#### [AIM]
Your task is to copy each line that has the word "bolt".

==== RECORD SET

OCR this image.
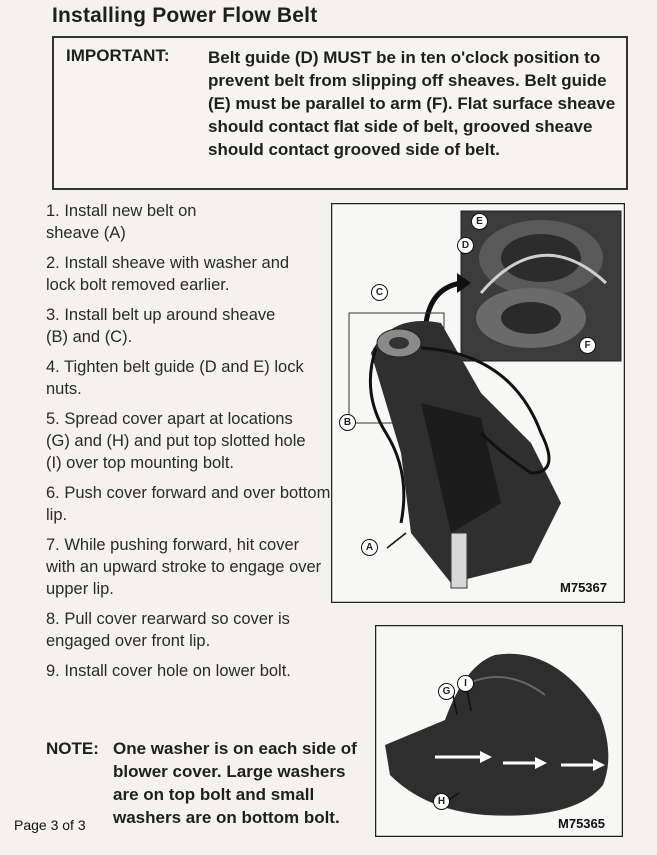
Installing Power Flow Belt
IMPORTANT: Belt guide (D) MUST be in ten o'clock position to prevent belt from slipping off sheaves. Belt guide (E) must be parallel to arm (F). Flat surface sheave should contact flat side of belt, grooved sheave should contact grooved side of belt.
1. Install new belt on sheave (A)
2. Install sheave with washer and lock bolt removed earlier.
3. Install belt up around sheave (B) and (C).
4. Tighten belt guide (D and E) lock nuts.
5. Spread cover apart at locations (G) and (H) and put top slotted hole (I) over top mounting bolt.
6. Push cover forward and over bottom lip.
7. While pushing forward, hit cover with an upward stroke to engage over upper lip.
8. Pull cover rearward so cover is engaged over front lip.
9. Install cover hole on lower bolt.
NOTE: One washer is on each side of blower cover. Large washers are on top bolt and small washers are on bottom bolt.
Page 3 of 3
E
D
F
C
B
A
M75367
G
I
H
M75365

========

#### [ANSWER FOR THIS EXERCISE]
2. Install sheave with washer and lock bolt removed earlier.
5. Spread cover apart at locations (G) and (H) and put top slotted hole (I) over top mounting bolt.
9. Install cover hole on lower bolt.
NOTE: One washer is on each side of blower cover. Large washers are on top bolt and small washers are on bottom bolt.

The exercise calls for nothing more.